begin
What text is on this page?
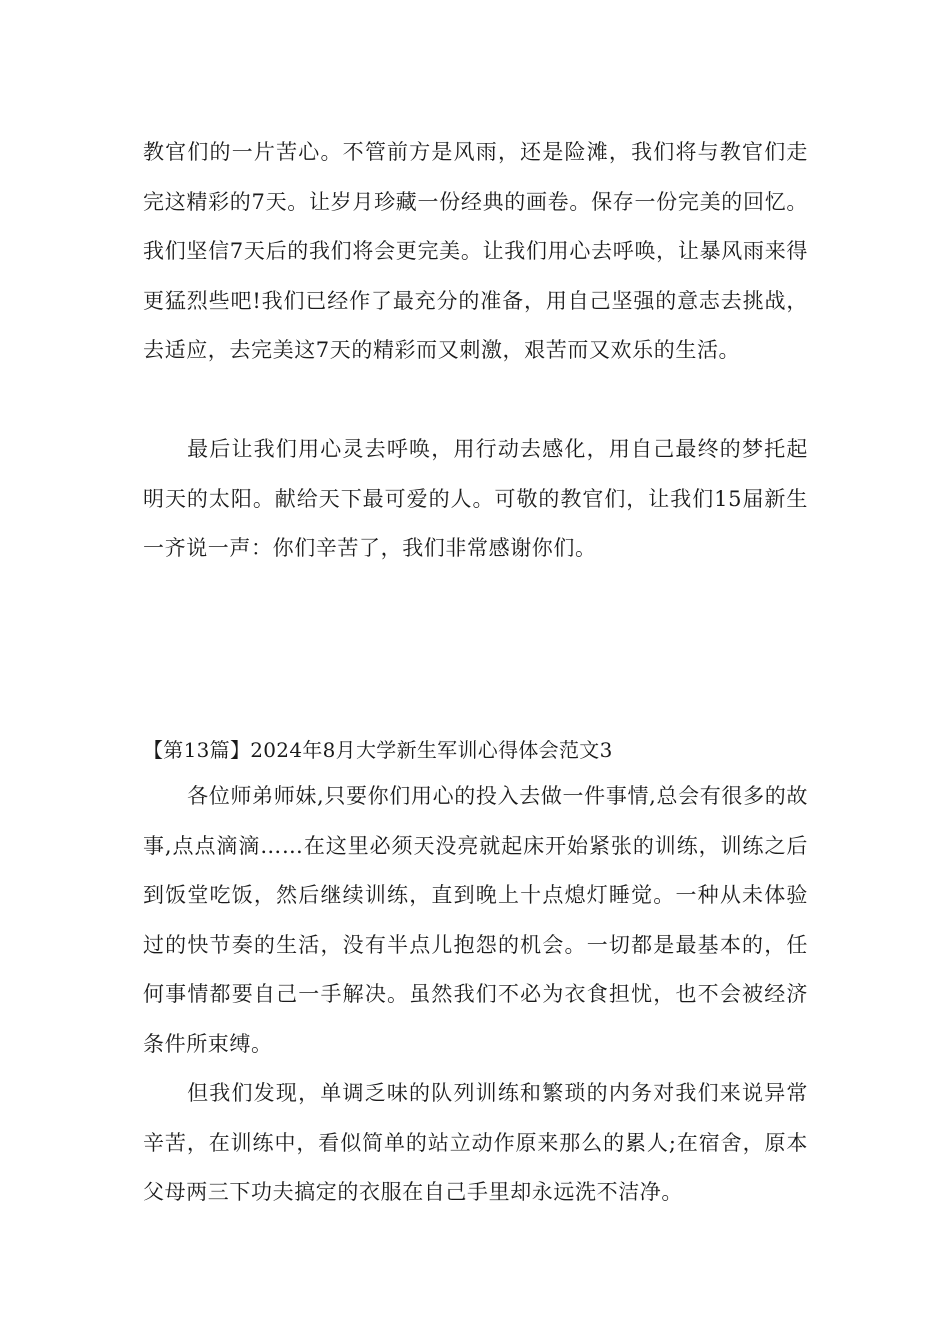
教官们的一片苦心。不管前方是风雨，还是险滩，我们将与教官们走完这精彩的7天。让岁月珍藏一份经典的画卷。保存一份完美的回忆。 我们坚信7天后的我们将会更完美。让我们用心去呼唤，让暴风雨来得更猛烈些吧!我们已经作了最充分的准备，用自己坚强的意志去挑战，去适应，去完美这7天的精彩而又刺激，艰苦而又欢乐的生活。

最后让我们用心灵去呼唤，用行动去感化，用自己最终的梦托起明天的太阳。献给天下最可爱的人。可敬的教官们，让我们15届新生一齐说一声：你们辛苦了，我们非常感谢你们。

【第13篇】2024年8月大学新生军训心得体会范文3

各位师弟师妹,只要你们用心的投入去做一件事情,总会有很多的故事,点点滴滴……在这里必须天没亮就起床开始紧张的训练，训练之后到饭堂吃饭，然后继续训练，直到晚上十点熄灯睡觉。一种从未体验过的快节奏的生活，没有半点儿抱怨的机会。一切都是最基本的，任何事情都要自己一手解决。虽然我们不必为衣食担忧，也不会被经济条件所束缚。

但我们发现，单调乏味的队列训练和繁琐的内务对我们来说异常辛苦，在训练中，看似简单的站立动作原来那么的累人;在宿舍，原本父母两三下功夫搞定的衣服在自己手里却永远洗不洁净。
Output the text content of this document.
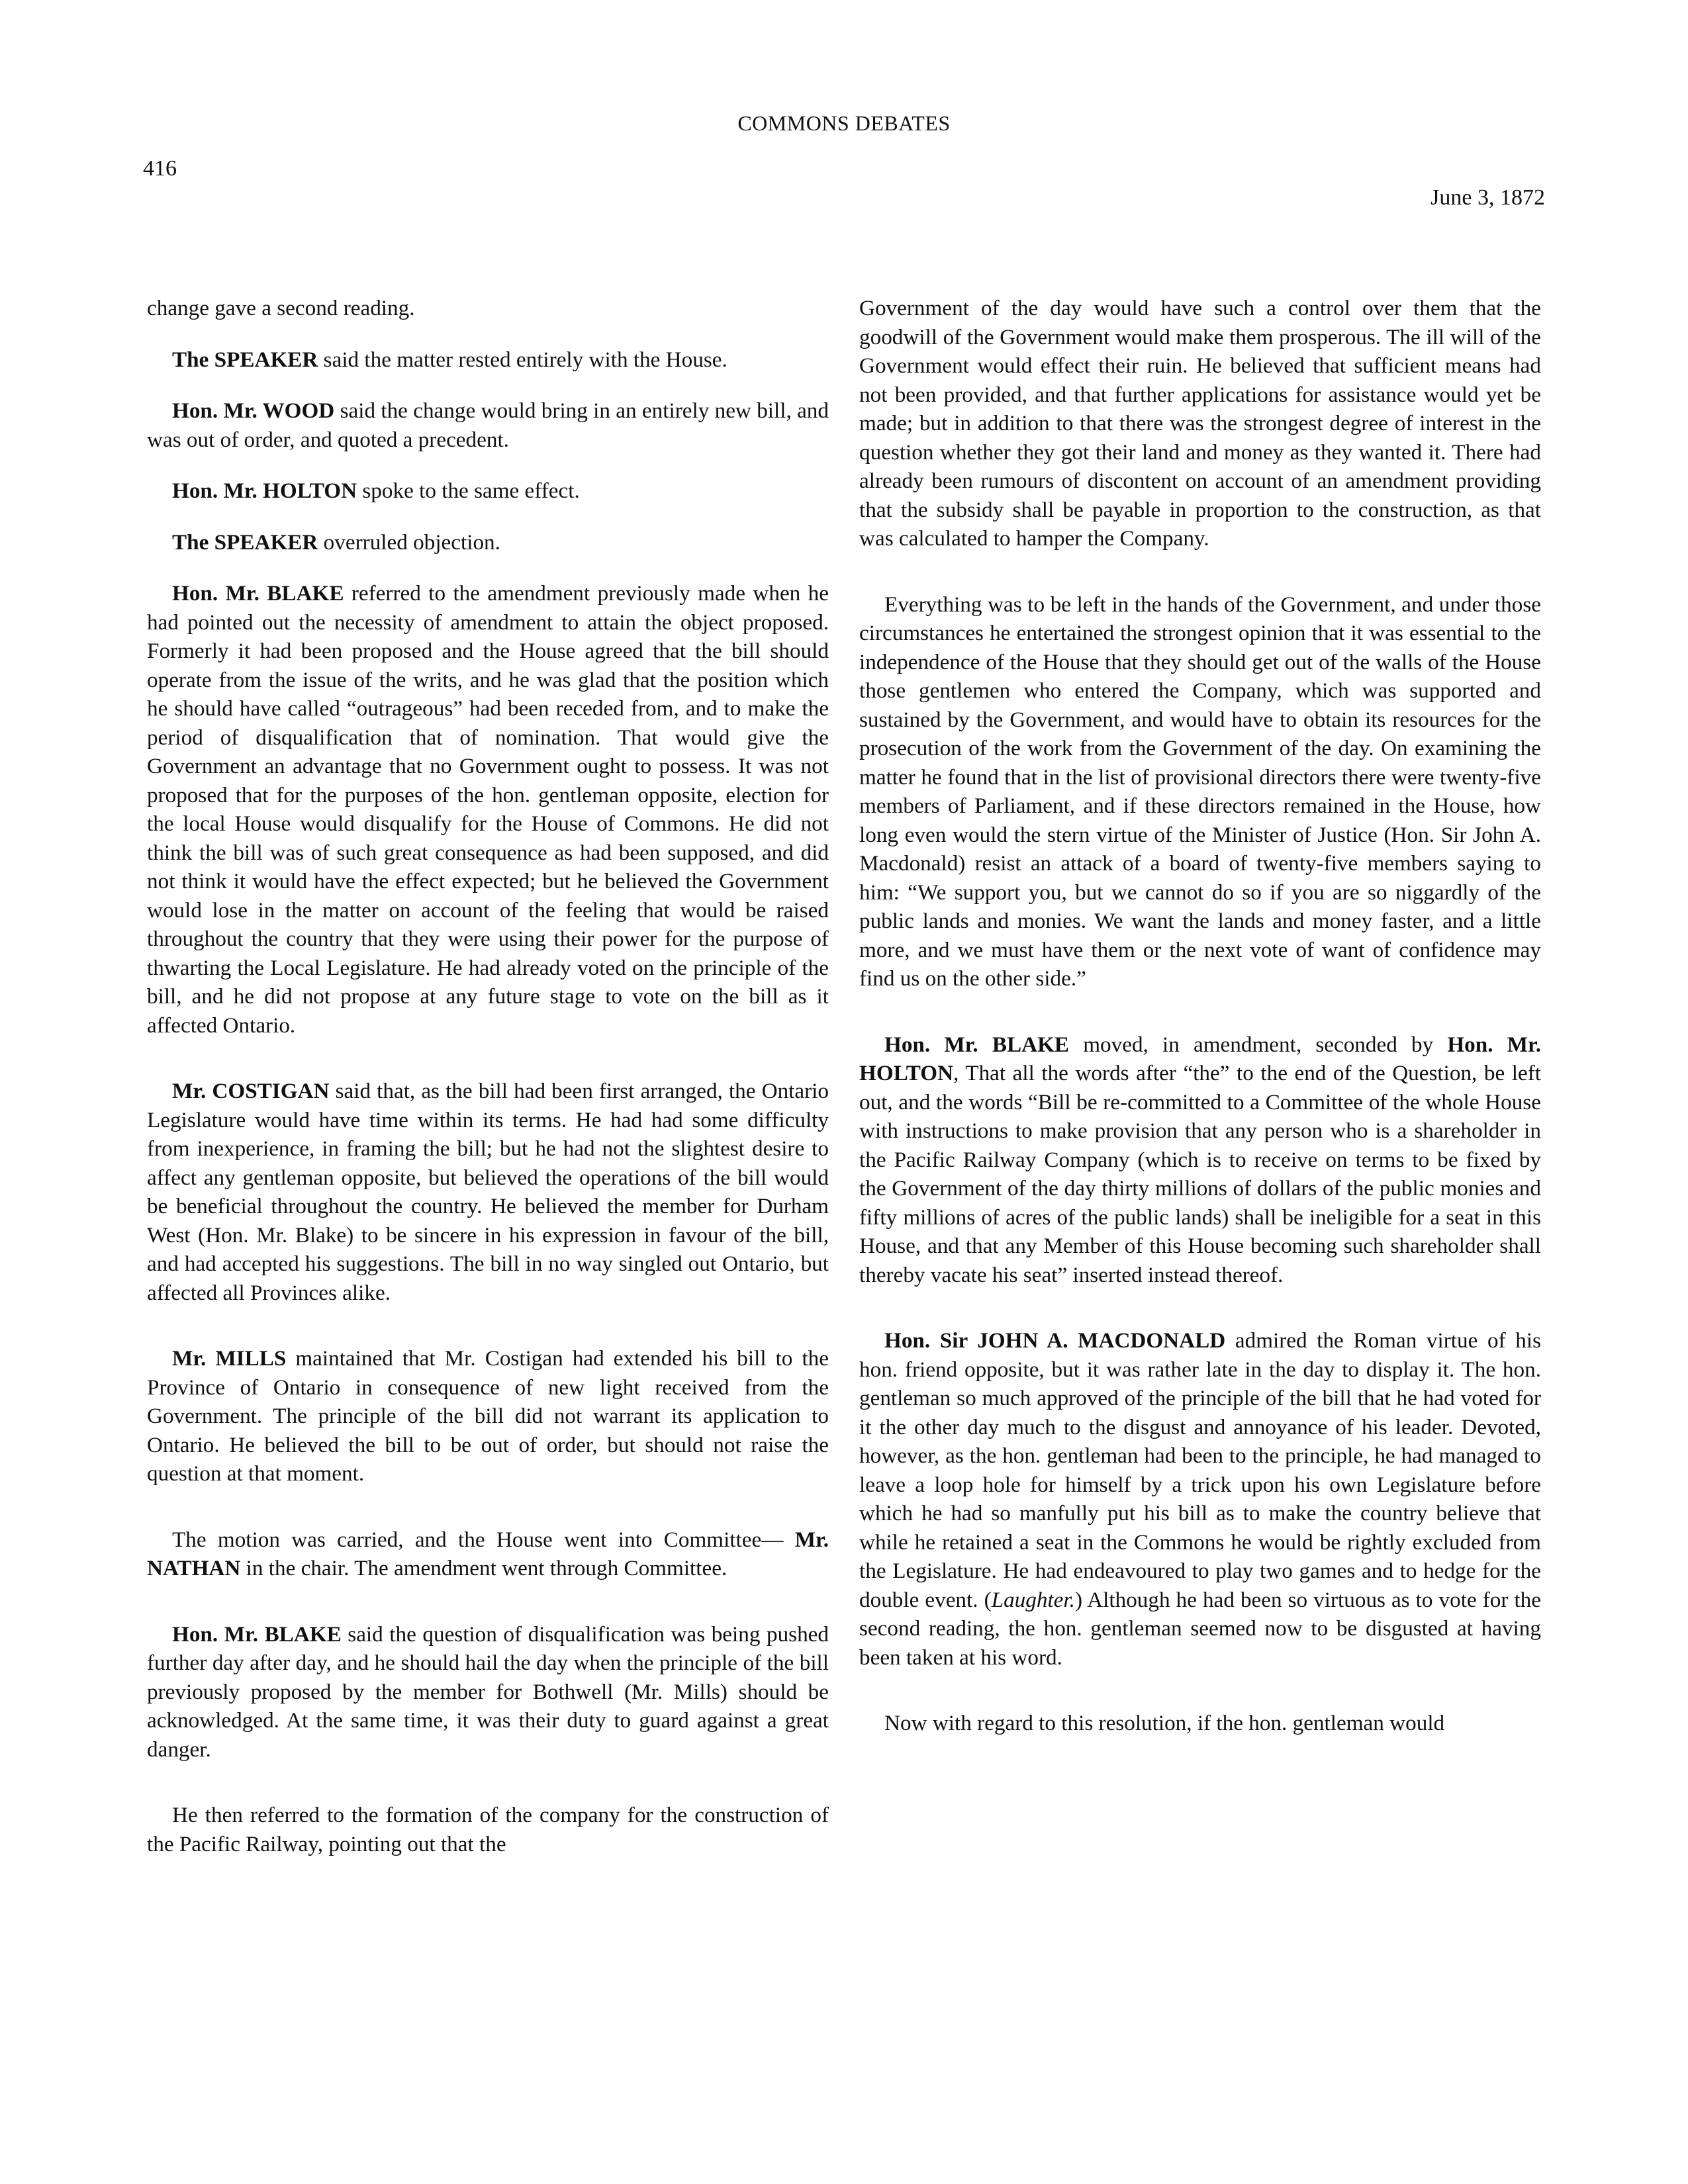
COMMONS DEBATES
416
June 3, 1872

change gave a second reading.

The SPEAKER said the matter rested entirely with the House.

Hon. Mr. WOOD said the change would bring in an entirely new bill, and was out of order, and quoted a precedent.

Hon. Mr. HOLTON spoke to the same effect.

The SPEAKER overruled objection.

Hon. Mr. BLAKE referred to the amendment previously made when he had pointed out the necessity of amendment to attain the object proposed. Formerly it had been proposed and the House agreed that the bill should operate from the issue of the writs, and he was glad that the position which he should have called “outrageous” had been receded from, and to make the period of disqualification that of nomination. That would give the Government an advantage that no Government ought to possess. It was not proposed that for the purposes of the hon. gentleman opposite, election for the local House would disqualify for the House of Commons. He did not think the bill was of such great consequence as had been supposed, and did not think it would have the effect expected; but he believed the Government would lose in the matter on account of the feeling that would be raised throughout the country that they were using their power for the purpose of thwarting the Local Legislature. He had already voted on the principle of the bill, and he did not propose at any future stage to vote on the bill as it affected Ontario.

Mr. COSTIGAN said that, as the bill had been first arranged, the Ontario Legislature would have time within its terms. He had had some difficulty from inexperience, in framing the bill; but he had not the slightest desire to affect any gentleman opposite, but believed the operations of the bill would be beneficial throughout the country. He believed the member for Durham West (Hon. Mr. Blake) to be sincere in his expression in favour of the bill, and had accepted his suggestions. The bill in no way singled out Ontario, but affected all Provinces alike.

Mr. MILLS maintained that Mr. Costigan had extended his bill to the Province of Ontario in consequence of new light received from the Government. The principle of the bill did not warrant its application to Ontario. He believed the bill to be out of order, but should not raise the question at that moment.

The motion was carried, and the House went into Committee— Mr. NATHAN in the chair. The amendment went through Committee.

Hon. Mr. BLAKE said the question of disqualification was being pushed further day after day, and he should hail the day when the principle of the bill previously proposed by the member for Bothwell (Mr. Mills) should be acknowledged. At the same time, it was their duty to guard against a great danger.

He then referred to the formation of the company for the construction of the Pacific Railway, pointing out that the

Government of the day would have such a control over them that the goodwill of the Government would make them prosperous. The ill will of the Government would effect their ruin. He believed that sufficient means had not been provided, and that further applications for assistance would yet be made; but in addition to that there was the strongest degree of interest in the question whether they got their land and money as they wanted it. There had already been rumours of discontent on account of an amendment providing that the subsidy shall be payable in proportion to the construction, as that was calculated to hamper the Company.

Everything was to be left in the hands of the Government, and under those circumstances he entertained the strongest opinion that it was essential to the independence of the House that they should get out of the walls of the House those gentlemen who entered the Company, which was supported and sustained by the Government, and would have to obtain its resources for the prosecution of the work from the Government of the day. On examining the matter he found that in the list of provisional directors there were twenty-five members of Parliament, and if these directors remained in the House, how long even would the stern virtue of the Minister of Justice (Hon. Sir John A. Macdonald) resist an attack of a board of twenty-five members saying to him: “We support you, but we cannot do so if you are so niggardly of the public lands and monies. We want the lands and money faster, and a little more, and we must have them or the next vote of want of confidence may find us on the other side.”

Hon. Mr. BLAKE moved, in amendment, seconded by Hon. Mr. HOLTON, That all the words after “the” to the end of the Question, be left out, and the words “Bill be re-committed to a Committee of the whole House with instructions to make provision that any person who is a shareholder in the Pacific Railway Company (which is to receive on terms to be fixed by the Government of the day thirty millions of dollars of the public monies and fifty millions of acres of the public lands) shall be ineligible for a seat in this House, and that any Member of this House becoming such shareholder shall thereby vacate his seat” inserted instead thereof.

Hon. Sir JOHN A. MACDONALD admired the Roman virtue of his hon. friend opposite, but it was rather late in the day to display it. The hon. gentleman so much approved of the principle of the bill that he had voted for it the other day much to the disgust and annoyance of his leader. Devoted, however, as the hon. gentleman had been to the principle, he had managed to leave a loop hole for himself by a trick upon his own Legislature before which he had so manfully put his bill as to make the country believe that while he retained a seat in the Commons he would be rightly excluded from the Legislature. He had endeavoured to play two games and to hedge for the double event. (Laughter.) Although he had been so virtuous as to vote for the second reading, the hon. gentleman seemed now to be disgusted at having been taken at his word.

Now with regard to this resolution, if the hon. gentleman would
end
_Problem_:
Write out the records above exactly as they stand, leaving out every picture.

_Completed exercise_:
What text is on this page?
教官们的一片苦心。不管前方是风雨，还是险滩，我们将与教官们走完这精彩的7天。让岁月珍藏一份经典的画卷。保存一份完美的回忆。 我们坚信7天后的我们将会更完美。让我们用心去呼唤，让暴风雨来得更猛烈些吧!我们已经作了最充分的准备，用自己坚强的意志去挑战，去适应，去完美这7天的精彩而又刺激，艰苦而又欢乐的生活。

最后让我们用心灵去呼唤，用行动去感化，用自己最终的梦托起明天的太阳。献给天下最可爱的人。可敬的教官们，让我们15届新生一齐说一声：你们辛苦了，我们非常感谢你们。

【第13篇】2024年8月大学新生军训心得体会范文3

各位师弟师妹,只要你们用心的投入去做一件事情,总会有很多的故事,点点滴滴……在这里必须天没亮就起床开始紧张的训练，训练之后到饭堂吃饭，然后继续训练，直到晚上十点熄灯睡觉。一种从未体验过的快节奏的生活，没有半点儿抱怨的机会。一切都是最基本的，任何事情都要自己一手解决。虽然我们不必为衣食担忧，也不会被经济条件所束缚。

但我们发现，单调乏味的队列训练和繁琐的内务对我们来说异常辛苦，在训练中，看似简单的站立动作原来那么的累人;在宿舍，原本父母两三下功夫搞定的衣服在自己手里却永远洗不洁净。
Output the text content of this document.
COMMONS DEBATES
416
June 3, 1872

change gave a second reading.

The SPEAKER said the matter rested entirely with the House.

Hon. Mr. WOOD said the change would bring in an entirely new bill, and was out of order, and quoted a precedent.

Hon. Mr. HOLTON spoke to the same effect.

The SPEAKER overruled objection.

Hon. Mr. BLAKE referred to the amendment previously made when he had pointed out the necessity of amendment to attain the object proposed. Formerly it had been proposed and the House agreed that the bill should operate from the issue of the writs, and he was glad that the position which he should have called “outrageous” had been receded from, and to make the period of disqualification that of nomination. That would give the Government an advantage that no Government ought to possess. It was not proposed that for the purposes of the hon. gentleman opposite, election for the local House would disqualify for the House of Commons. He did not think the bill was of such great consequence as had been supposed, and did not think it would have the effect expected; but he believed the Government would lose in the matter on account of the feeling that would be raised throughout the country that they were using their power for the purpose of thwarting the Local Legislature. He had already voted on the principle of the bill, and he did not propose at any future stage to vote on the bill as it affected Ontario.

Mr. COSTIGAN said that, as the bill had been first arranged, the Ontario Legislature would have time within its terms. He had had some difficulty from inexperience, in framing the bill; but he had not the slightest desire to affect any gentleman opposite, but believed the operations of the bill would be beneficial throughout the country. He believed the member for Durham West (Hon. Mr. Blake) to be sincere in his expression in favour of the bill, and had accepted his suggestions. The bill in no way singled out Ontario, but affected all Provinces alike.

Mr. MILLS maintained that Mr. Costigan had extended his bill to the Province of Ontario in consequence of new light received from the Government. The principle of the bill did not warrant its application to Ontario. He believed the bill to be out of order, but should not raise the question at that moment.

The motion was carried, and the House went into Committee— Mr. NATHAN in the chair. The amendment went through Committee.

Hon. Mr. BLAKE said the question of disqualification was being pushed further day after day, and he should hail the day when the principle of the bill previously proposed by the member for Bothwell (Mr. Mills) should be acknowledged. At the same time, it was their duty to guard against a great danger.

He then referred to the formation of the company for the construction of the Pacific Railway, pointing out that the

Government of the day would have such a control over them that the goodwill of the Government would make them prosperous. The ill will of the Government would effect their ruin. He believed that sufficient means had not been provided, and that further applications for assistance would yet be made; but in addition to that there was the strongest degree of interest in the question whether they got their land and money as they wanted it. There had already been rumours of discontent on account of an amendment providing that the subsidy shall be payable in proportion to the construction, as that was calculated to hamper the Company.

Everything was to be left in the hands of the Government, and under those circumstances he entertained the strongest opinion that it was essential to the independence of the House that they should get out of the walls of the House those gentlemen who entered the Company, which was supported and sustained by the Government, and would have to obtain its resources for the prosecution of the work from the Government of the day. On examining the matter he found that in the list of provisional directors there were twenty-five members of Parliament, and if these directors remained in the House, how long even would the stern virtue of the Minister of Justice (Hon. Sir John A. Macdonald) resist an attack of a board of twenty-five members saying to him: “We support you, but we cannot do so if you are so niggardly of the public lands and monies. We want the lands and money faster, and a little more, and we must have them or the next vote of want of confidence may find us on the other side.”

Hon. Mr. BLAKE moved, in amendment, seconded by Hon. Mr. HOLTON, That all the words after “the” to the end of the Question, be left out, and the words “Bill be re-committed to a Committee of the whole House with instructions to make provision that any person who is a shareholder in the Pacific Railway Company (which is to receive on terms to be fixed by the Government of the day thirty millions of dollars of the public monies and fifty millions of acres of the public lands) shall be ineligible for a seat in this House, and that any Member of this House becoming such shareholder shall thereby vacate his seat” inserted instead thereof.

Hon. Sir JOHN A. MACDONALD admired the Roman virtue of his hon. friend opposite, but it was rather late in the day to display it. The hon. gentleman so much approved of the principle of the bill that he had voted for it the other day much to the disgust and annoyance of his leader. Devoted, however, as the hon. gentleman had been to the principle, he had managed to leave a loop hole for himself by a trick upon his own Legislature before which he had so manfully put his bill as to make the country believe that while he retained a seat in the Commons he would be rightly excluded from the Legislature. He had endeavoured to play two games and to hedge for the double event. (Laughter.) Although he had been so virtuous as to vote for the second reading, the hon. gentleman seemed now to be disgusted at having been taken at his word.

Now with regard to this resolution, if the hon. gentleman would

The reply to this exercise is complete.